What the task requires - Keep the pictures out of the copy and repeat the records exactly.

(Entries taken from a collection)
§ §
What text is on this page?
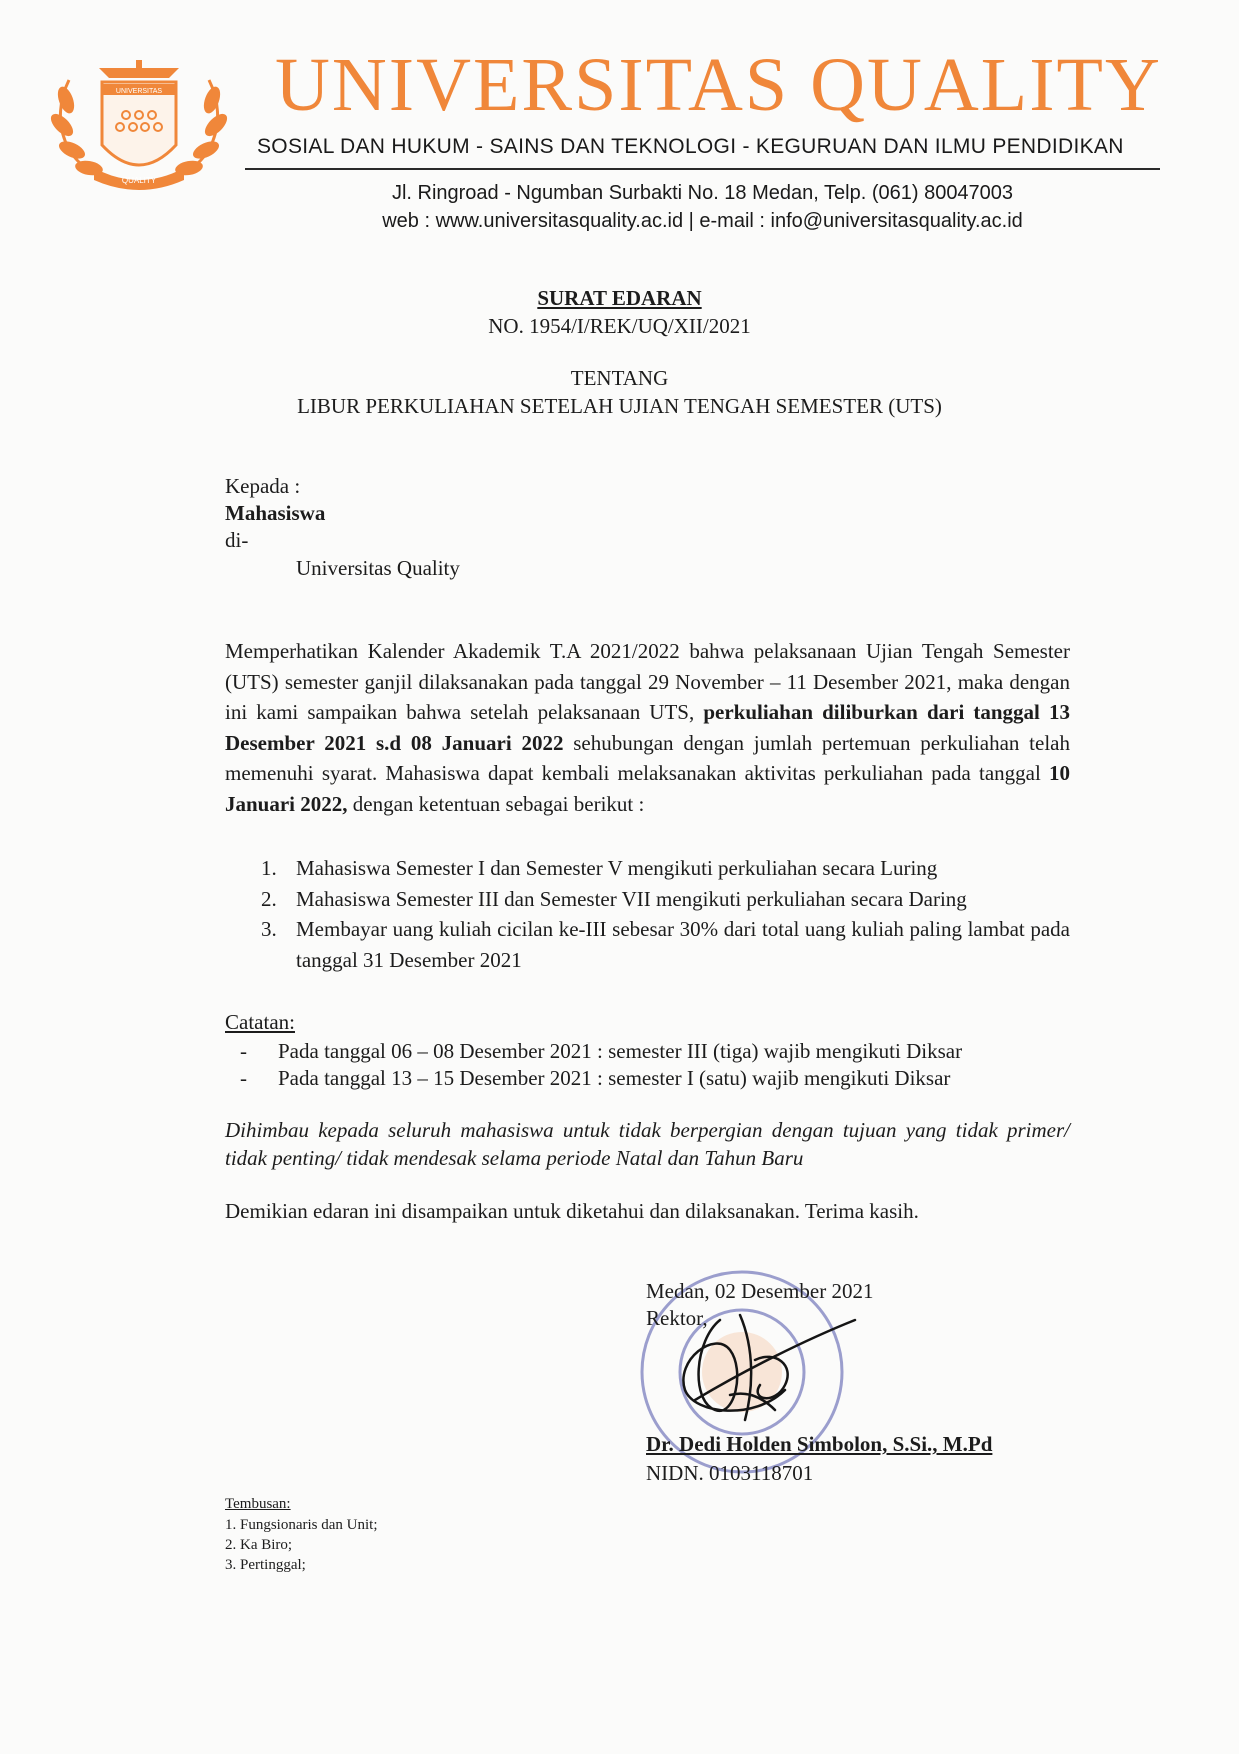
UNIVERSITAS
QUALITY
UNIVERSITAS QUALITY
SOSIAL DAN HUKUM - SAINS DAN TEKNOLOGI - KEGURUAN DAN ILMU PENDIDIKAN
Jl. Ringroad - Ngumban Surbakti No. 18 Medan, Telp. (061) 80047003
web : www.universitasquality.ac.id | e-mail : info@universitasquality.ac.id
SURAT EDARAN
NO. 1954/I/REK/UQ/XII/2021
TENTANG
LIBUR PERKULIAHAN SETELAH UJIAN TENGAH SEMESTER (UTS)
Kepada :
Mahasiswa
di-
Universitas Quality
Memperhatikan Kalender Akademik T.A 2021/2022 bahwa pelaksanaan Ujian Tengah Semester (UTS) semester ganjil dilaksanakan pada tanggal 29 November – 11 Desember 2021, maka dengan ini kami sampaikan bahwa setelah pelaksanaan UTS, perkuliahan diliburkan dari tanggal 13 Desember 2021 s.d 08 Januari 2022 sehubungan dengan jumlah pertemuan perkuliahan telah memenuhi syarat. Mahasiswa dapat kembali melaksanakan aktivitas perkuliahan pada tanggal 10 Januari 2022, dengan ketentuan sebagai berikut :
1. Mahasiswa Semester I dan Semester V mengikuti perkuliahan secara Luring
2. Mahasiswa Semester III dan Semester VII mengikuti perkuliahan secara Daring
3. Membayar uang kuliah cicilan ke-III sebesar 30% dari total uang kuliah paling lambat pada tanggal 31 Desember 2021
Catatan:
- Pada tanggal 06 – 08 Desember 2021 : semester III (tiga) wajib mengikuti Diksar
- Pada tanggal 13 – 15 Desember 2021 : semester I (satu) wajib mengikuti Diksar
Dihimbau kepada seluruh mahasiswa untuk tidak berpergian dengan tujuan yang tidak primer/ tidak penting/ tidak mendesak selama periode Natal dan Tahun Baru
Demikian edaran ini disampaikan untuk diketahui dan dilaksanakan. Terima kasih.
Medan, 02 Desember 2021
Rektor,
Dr. Dedi Holden Simbolon, S.Si., M.Pd
NIDN. 0103118701
Tembusan:
1. Fungsionaris dan Unit;
2. Ka Biro;
3. Pertinggal;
§ §
Response below -
What text is on this page?
UNIVERSITAS
QUALITY
UNIVERSITAS QUALITY
SOSIAL DAN HUKUM - SAINS DAN TEKNOLOGI - KEGURUAN DAN ILMU PENDIDIKAN
Jl. Ringroad - Ngumban Surbakti No. 18 Medan, Telp. (061) 80047003
web : www.universitasquality.ac.id | e-mail : info@universitasquality.ac.id
SURAT EDARAN
NO. 1954/I/REK/UQ/XII/2021
TENTANG
LIBUR PERKULIAHAN SETELAH UJIAN TENGAH SEMESTER (UTS)
Kepada :
Mahasiswa
di-
Universitas Quality
Memperhatikan Kalender Akademik T.A 2021/2022 bahwa pelaksanaan Ujian Tengah Semester (UTS) semester ganjil dilaksanakan pada tanggal 29 November – 11 Desember 2021, maka dengan ini kami sampaikan bahwa setelah pelaksanaan UTS, perkuliahan diliburkan dari tanggal 13 Desember 2021 s.d 08 Januari 2022 sehubungan dengan jumlah pertemuan perkuliahan telah memenuhi syarat. Mahasiswa dapat kembali melaksanakan aktivitas perkuliahan pada tanggal 10 Januari 2022, dengan ketentuan sebagai berikut :
1. Mahasiswa Semester I dan Semester V mengikuti perkuliahan secara Luring
2. Mahasiswa Semester III dan Semester VII mengikuti perkuliahan secara Daring
3. Membayar uang kuliah cicilan ke-III sebesar 30% dari total uang kuliah paling lambat pada tanggal 31 Desember 2021
Catatan:
- Pada tanggal 06 – 08 Desember 2021 : semester III (tiga) wajib mengikuti Diksar
- Pada tanggal 13 – 15 Desember 2021 : semester I (satu) wajib mengikuti Diksar
Dihimbau kepada seluruh mahasiswa untuk tidak berpergian dengan tujuan yang tidak primer/ tidak penting/ tidak mendesak selama periode Natal dan Tahun Baru
Demikian edaran ini disampaikan untuk diketahui dan dilaksanakan. Terima kasih.
Medan, 02 Desember 2021
Rektor,
Dr. Dedi Holden Simbolon, S.Si., M.Pd
NIDN. 0103118701
Tembusan:
1. Fungsionaris dan Unit;
2. Ka Biro;
3. Pertinggal;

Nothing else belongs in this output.